= LISTED ENTRIES =

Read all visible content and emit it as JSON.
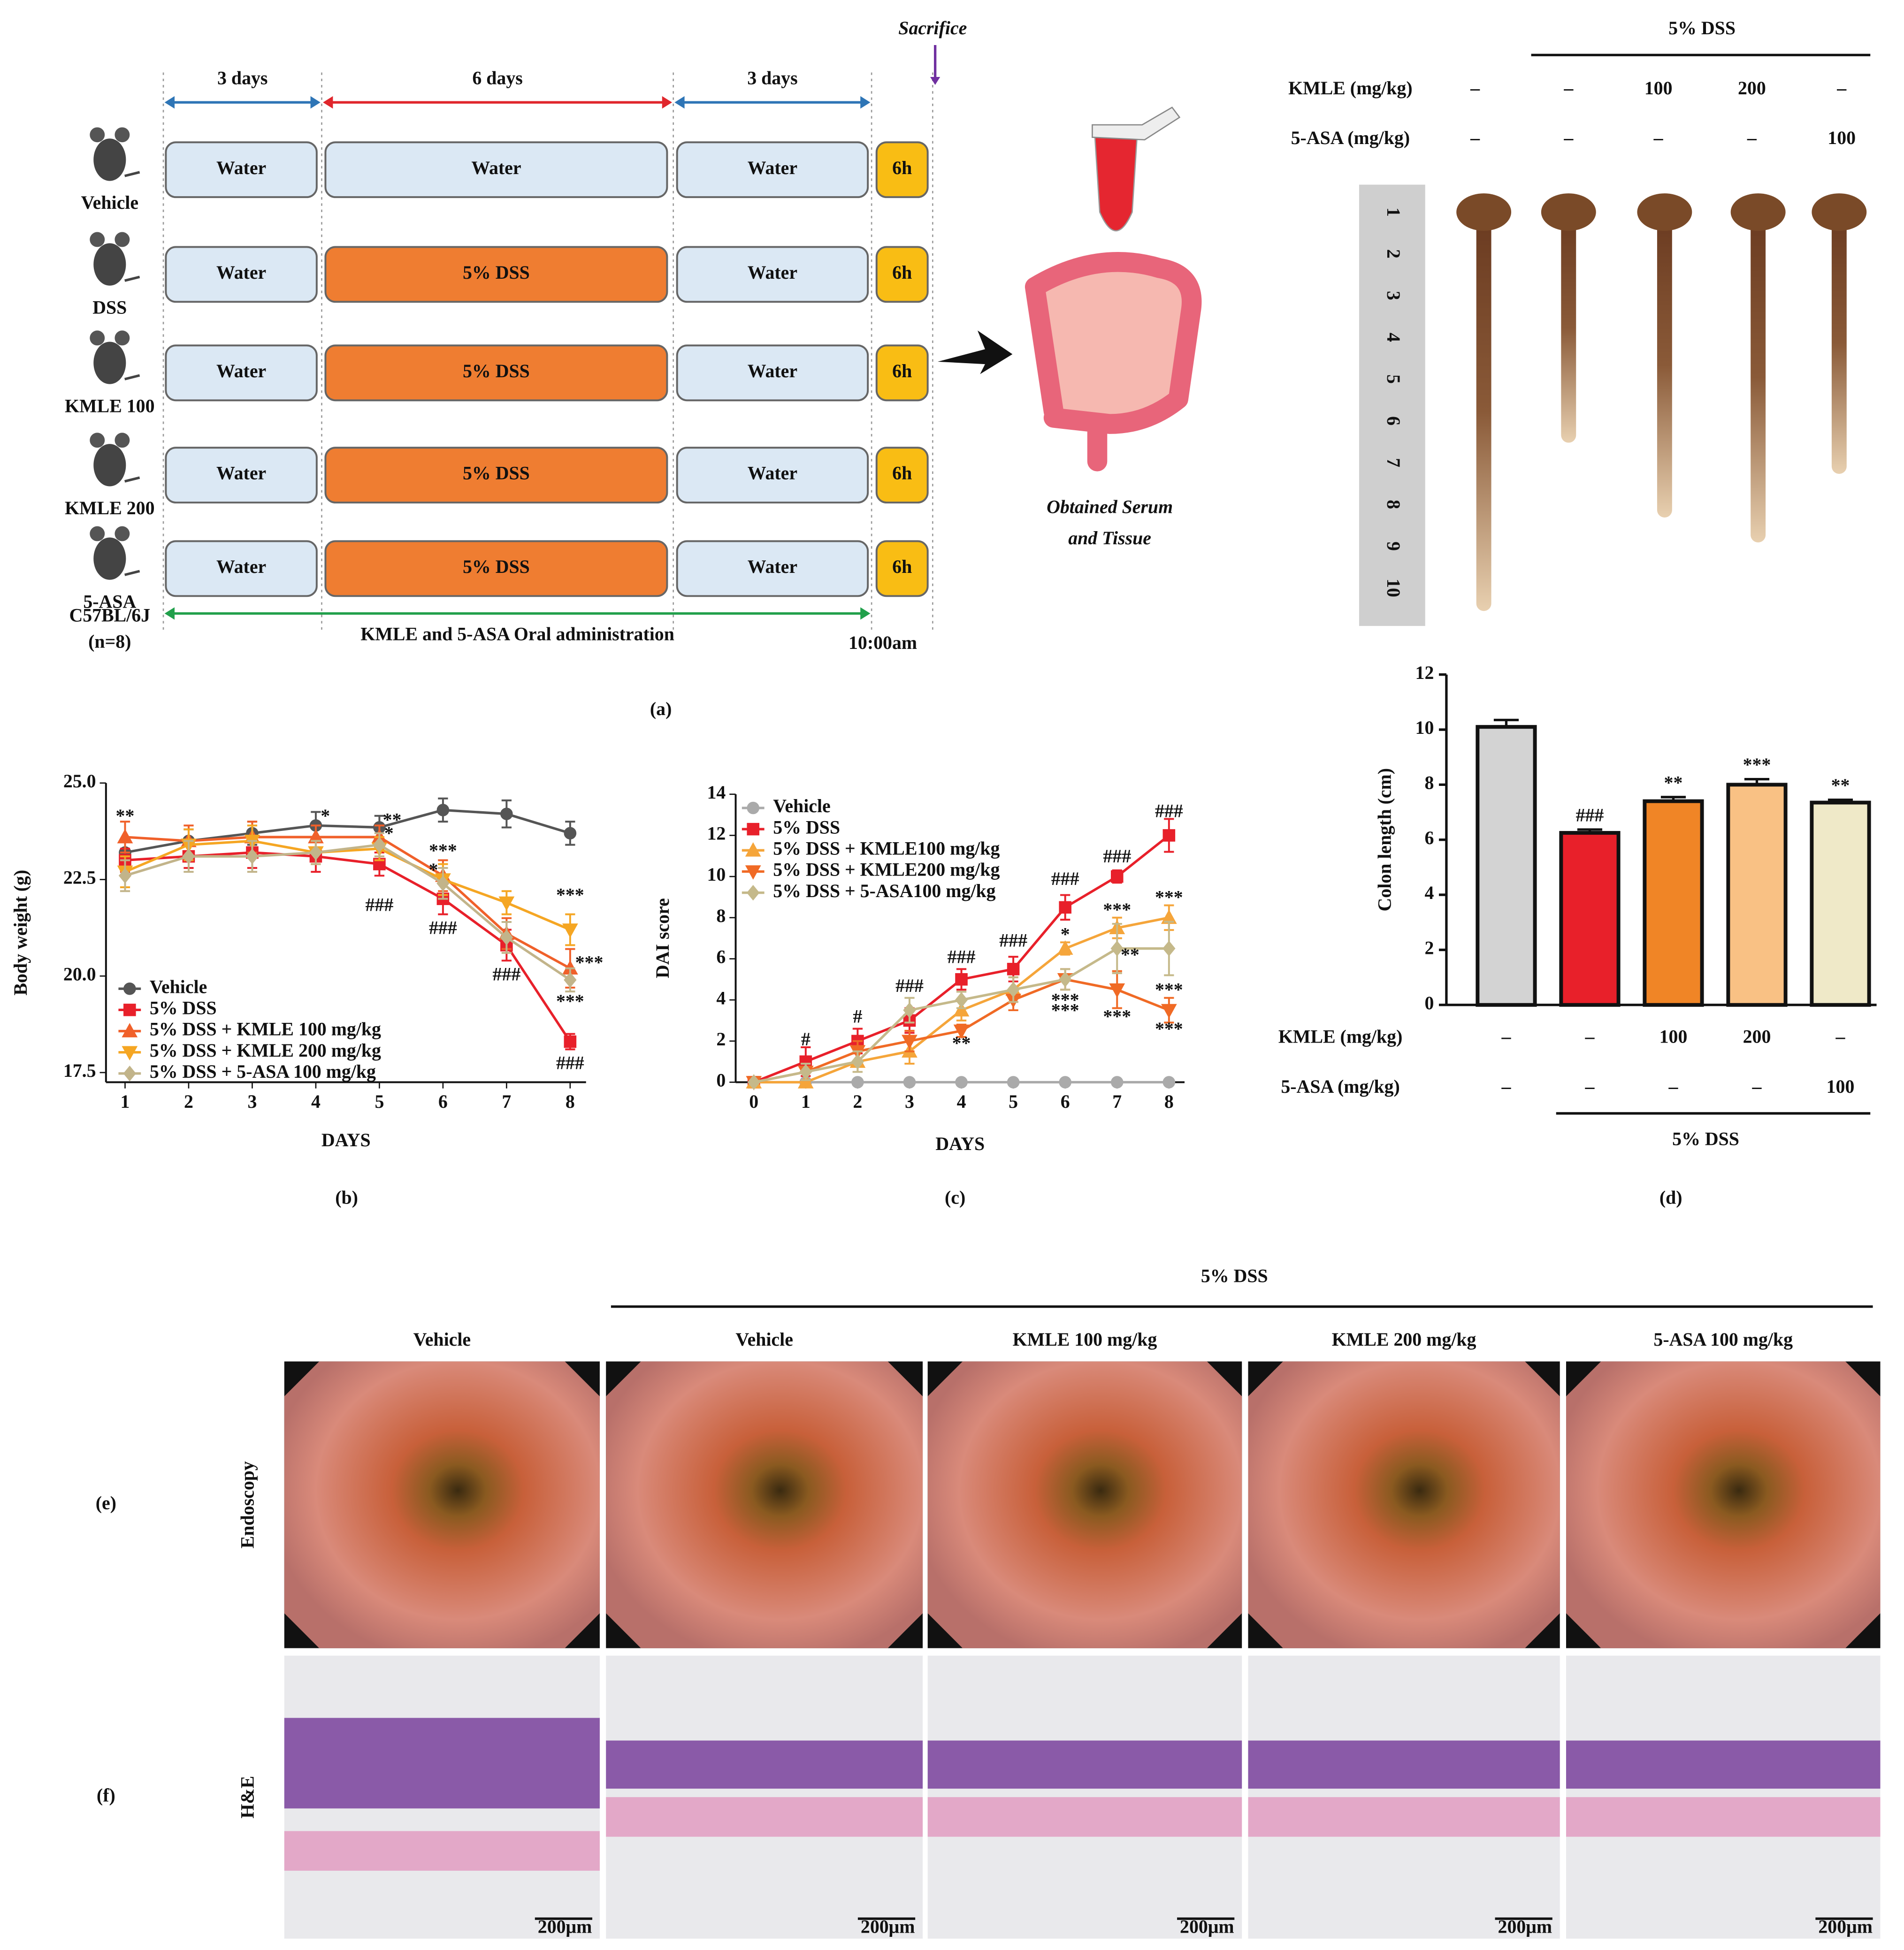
{
  "panel_a": {
    "label": "(a)",
    "sacrifice": "Sacrifice",
    "phases": [
      "3 days",
      "6 days",
      "3 days"
    ],
    "groups": [
      {
        "name": "Vehicle",
        "steps": [
          "Water",
          "Water",
          "Water",
          "6h"
        ]
      },
      {
        "name": "DSS",
        "steps": [
          "Water",
          "5% DSS",
          "Water",
          "6h"
        ]
      },
      {
        "name": "KMLE 100",
        "steps": [
          "Water",
          "5% DSS",
          "Water",
          "6h"
        ]
      },
      {
        "name": "KMLE 200",
        "steps": [
          "Water",
          "5% DSS",
          "Water",
          "6h"
        ]
      },
      {
        "name": "5-ASA",
        "steps": [
          "Water",
          "5% DSS",
          "Water",
          "6h"
        ]
      }
    ],
    "strain": "C57BL/6J",
    "n": "(n=8)",
    "administration": "KMLE and 5-ASA Oral administration",
    "time": "10:00am",
    "outcome": [
      "Obtained Serum",
      "and Tissue"
    ]
  },
  "colon_photo": {
    "group": "5% DSS",
    "rows": [
      {
        "name": "KMLE (mg/kg)",
        "values": [
          "–",
          "–",
          "100",
          "200",
          "–"
        ]
      },
      {
        "name": "5-ASA (mg/kg)",
        "values": [
          "–",
          "–",
          "–",
          "–",
          "100"
        ]
      }
    ],
    "ruler": [
      "1",
      "2",
      "3",
      "4",
      "5",
      "6",
      "7",
      "8",
      "9",
      "10"
    ]
  },
  "chart_data": [
    {
      "type": "line",
      "panel_label": "(b)",
      "xlabel": "DAYS",
      "ylabel": "Body weight (g)",
      "x": [
        1,
        2,
        3,
        4,
        5,
        6,
        7,
        8
      ],
      "xlim": [
        0.7,
        8.25
      ],
      "xticks": [
        1,
        2,
        3,
        4,
        5,
        6,
        7,
        8
      ],
      "ylim": [
        17.25,
        25
      ],
      "yticks": [
        {
          "value": 17.5,
          "label": "17.5"
        },
        {
          "value": 20,
          "label": "20.0"
        },
        {
          "value": 22.5,
          "label": "22.5"
        },
        {
          "value": 25,
          "label": "25.0"
        }
      ],
      "series": [
        {
          "name": "Vehicle",
          "color": "#555555",
          "marker": "circle",
          "values": [
            23.2,
            23.5,
            23.7,
            23.9,
            23.85,
            24.3,
            24.2,
            23.7
          ],
          "errors": [
            0.3,
            0.3,
            0.3,
            0.35,
            0.3,
            0.3,
            0.35,
            0.3
          ]
        },
        {
          "name": "5% DSS",
          "color": "#e8202a",
          "marker": "square",
          "values": [
            23.0,
            23.1,
            23.2,
            23.1,
            22.9,
            22.0,
            20.8,
            18.3
          ],
          "errors": [
            0.3,
            0.3,
            0.4,
            0.4,
            0.3,
            0.4,
            0.4,
            0.2
          ]
        },
        {
          "name": "5% DSS + KMLE 100 mg/kg",
          "color": "#f0602a",
          "marker": "triangle-up",
          "values": [
            23.6,
            23.5,
            23.6,
            23.6,
            23.6,
            22.6,
            21.1,
            20.2
          ],
          "errors": [
            0.4,
            0.4,
            0.4,
            0.3,
            0.3,
            0.4,
            0.4,
            0.5
          ]
        },
        {
          "name": "5% DSS + KMLE 200 mg/kg",
          "color": "#f5a623",
          "marker": "triangle-down",
          "values": [
            22.7,
            23.4,
            23.5,
            23.2,
            23.3,
            22.5,
            21.9,
            21.2
          ],
          "errors": [
            0.4,
            0.4,
            0.4,
            0.3,
            0.3,
            0.4,
            0.3,
            0.4
          ]
        },
        {
          "name": "5% DSS + 5-ASA 100 mg/kg",
          "color": "#c2b48a",
          "marker": "diamond",
          "values": [
            22.6,
            23.1,
            23.1,
            23.2,
            23.4,
            22.4,
            21.0,
            19.9
          ],
          "errors": [
            0.4,
            0.4,
            0.4,
            0.3,
            0.3,
            0.4,
            0.4,
            0.3
          ]
        }
      ],
      "annotations": [
        {
          "text": "**",
          "x": 1,
          "y": 24.1
        },
        {
          "text": "*",
          "x": 4.15,
          "y": 24.1
        },
        {
          "text": "**",
          "x": 5.2,
          "y": 24.0
        },
        {
          "text": "*",
          "x": 5.15,
          "y": 23.65
        },
        {
          "text": "###",
          "x": 5,
          "y": 21.8
        },
        {
          "text": "***",
          "x": 6,
          "y": 23.2
        },
        {
          "text": "*",
          "x": 5.85,
          "y": 22.7
        },
        {
          "text": "###",
          "x": 6,
          "y": 21.2
        },
        {
          "text": "###",
          "x": 7,
          "y": 20.0
        },
        {
          "text": "***",
          "x": 8,
          "y": 22.05
        },
        {
          "text": "***",
          "x": 8.3,
          "y": 20.3
        },
        {
          "text": "***",
          "x": 8,
          "y": 19.3
        },
        {
          "text": "###",
          "x": 8,
          "y": 17.7
        }
      ]
    },
    {
      "type": "line",
      "panel_label": "(c)",
      "xlabel": "DAYS",
      "ylabel": "DAI score",
      "x": [
        0,
        1,
        2,
        3,
        4,
        5,
        6,
        7,
        8
      ],
      "xlim": [
        -0.35,
        8.3
      ],
      "xticks": [
        0,
        1,
        2,
        3,
        4,
        5,
        6,
        7,
        8
      ],
      "ylim": [
        0,
        14
      ],
      "yticks": [
        0,
        2,
        4,
        6,
        8,
        10,
        12,
        14
      ],
      "series": [
        {
          "name": "Vehicle",
          "color": "#aaaaaa",
          "marker": "circle",
          "values": [
            0,
            0,
            0,
            0,
            0,
            0,
            0,
            0,
            0
          ]
        },
        {
          "name": "5% DSS",
          "color": "#e8202a",
          "marker": "square",
          "values": [
            0,
            1,
            2,
            3,
            5,
            5.5,
            8.5,
            10,
            12
          ],
          "errors": [
            0,
            0.7,
            0.6,
            0.6,
            0.5,
            0.6,
            0.6,
            0.3,
            0.8
          ]
        },
        {
          "name": "5% DSS + KMLE100 mg/kg",
          "color": "#f5a53a",
          "marker": "triangle-up",
          "values": [
            0,
            0,
            1,
            1.5,
            3.5,
            4.5,
            6.5,
            7.5,
            8
          ],
          "errors": [
            0,
            0,
            0.5,
            0.6,
            0.5,
            0.6,
            0.3,
            0.5,
            0.6
          ]
        },
        {
          "name": "5% DSS + KMLE200 mg/kg",
          "color": "#f06a25",
          "marker": "triangle-down",
          "values": [
            0,
            0.5,
            1.5,
            2,
            2.5,
            4,
            5,
            4.5,
            3.5
          ],
          "errors": [
            0,
            0.4,
            0.5,
            0.5,
            0.3,
            0.5,
            0.5,
            0.9,
            0.6
          ]
        },
        {
          "name": "5% DSS + 5-ASA100 mg/kg",
          "color": "#c5b98a",
          "marker": "diamond",
          "values": [
            0,
            0.5,
            1,
            3.5,
            4,
            4.5,
            5,
            6.5,
            6.5
          ],
          "errors": [
            0,
            0.4,
            0.5,
            0.6,
            0.4,
            0.6,
            0.5,
            1.2,
            1.3
          ]
        }
      ],
      "annotations": [
        {
          "text": "#",
          "x": 1,
          "y": 2.0
        },
        {
          "text": "#",
          "x": 2,
          "y": 3.1
        },
        {
          "text": "###",
          "x": 3,
          "y": 4.6
        },
        {
          "text": "###",
          "x": 4,
          "y": 6.0
        },
        {
          "text": "**",
          "x": 4,
          "y": 1.8
        },
        {
          "text": "###",
          "x": 5,
          "y": 6.8
        },
        {
          "text": "###",
          "x": 6,
          "y": 9.8
        },
        {
          "text": "*",
          "x": 6,
          "y": 7.1
        },
        {
          "text": "***",
          "x": 6,
          "y": 3.9
        },
        {
          "text": "***",
          "x": 6,
          "y": 3.4
        },
        {
          "text": "###",
          "x": 7,
          "y": 10.9
        },
        {
          "text": "***",
          "x": 7,
          "y": 8.3
        },
        {
          "text": "**",
          "x": 7.25,
          "y": 6.1
        },
        {
          "text": "***",
          "x": 7,
          "y": 3.1
        },
        {
          "text": "###",
          "x": 8,
          "y": 13.1
        },
        {
          "text": "***",
          "x": 8,
          "y": 8.9
        },
        {
          "text": "***",
          "x": 8,
          "y": 4.4
        },
        {
          "text": "***",
          "x": 8,
          "y": 2.5
        }
      ]
    },
    {
      "type": "bar",
      "panel_label": "(d)",
      "ylabel": "Colon length (cm)",
      "values": [
        10.1,
        6.25,
        7.4,
        8.0,
        7.35
      ],
      "errors": [
        0.25,
        0.12,
        0.15,
        0.2,
        0.1
      ],
      "colors": [
        "#d3d3d3",
        "#e8202a",
        "#f08526",
        "#f9c184",
        "#efe9c8"
      ],
      "significance": [
        null,
        "###",
        "**",
        "***",
        "**"
      ],
      "ylim": [
        0,
        12
      ],
      "yticks": [
        0,
        2,
        4,
        6,
        8,
        10,
        12
      ],
      "treatments": [
        {
          "name": "KMLE (mg/kg)",
          "values": [
            "–",
            "–",
            "100",
            "200",
            "–"
          ]
        },
        {
          "name": "5-ASA (mg/kg)",
          "values": [
            "–",
            "–",
            "–",
            "–",
            "100"
          ]
        }
      ],
      "group": "5% DSS"
    }
  ],
  "panel_ef": {
    "group": "5% DSS",
    "columns": [
      "Vehicle",
      "Vehicle",
      "KMLE 100 mg/kg",
      "KMLE 200 mg/kg",
      "5-ASA 100 mg/kg"
    ],
    "rows": [
      {
        "name": "Endoscopy",
        "label": "(e)"
      },
      {
        "name": "H&E",
        "label": "(f)"
      }
    ],
    "scale_bar": "200μm"
  }
}
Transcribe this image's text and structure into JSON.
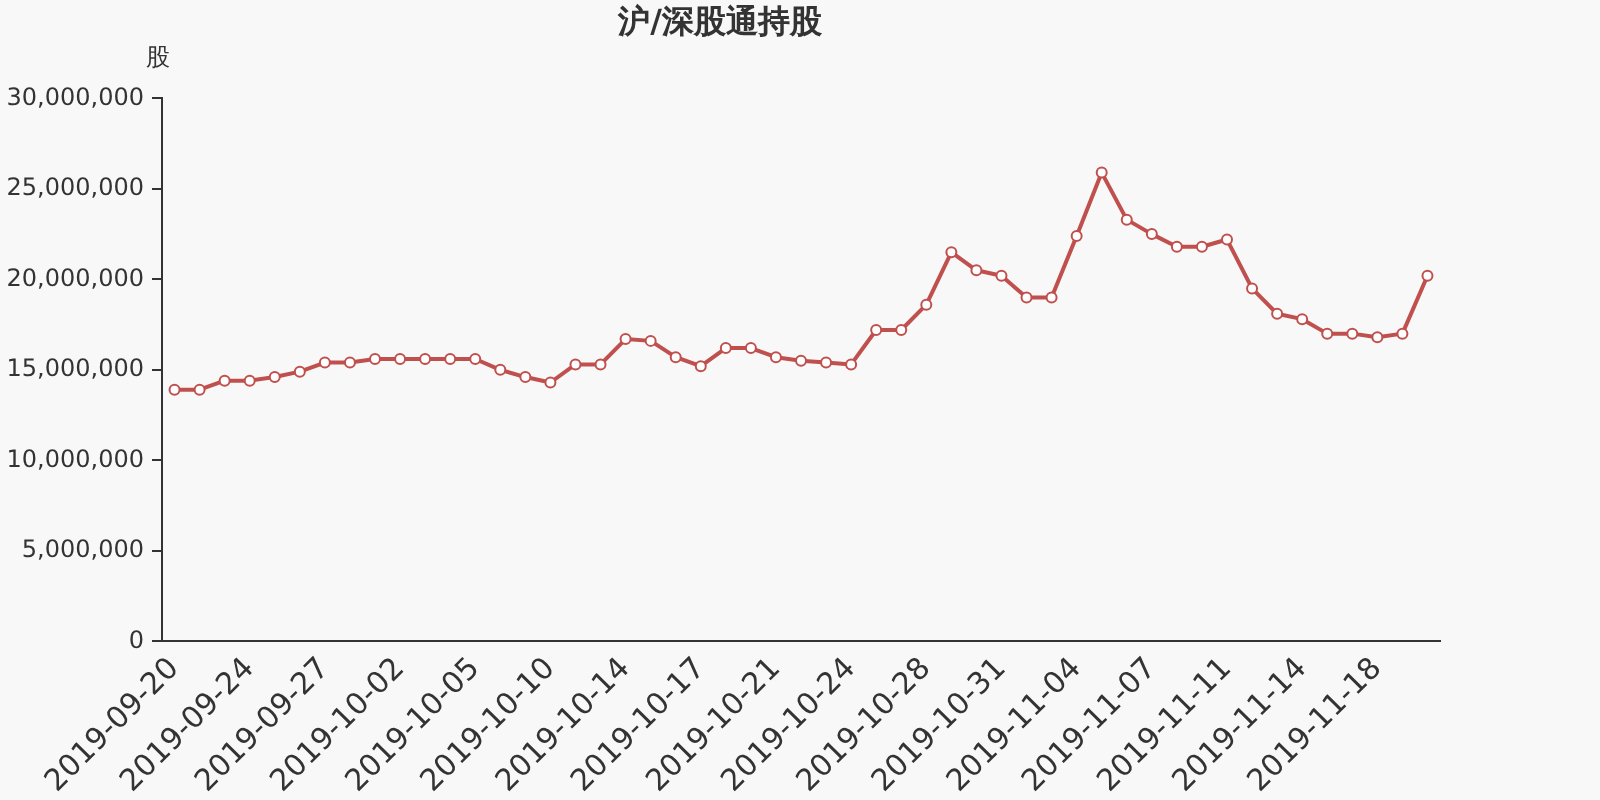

= TASK DETAILS =
Across the entries, how many lines hold the word "JSON"? Say only the number.

= TASK OUTPUT =
2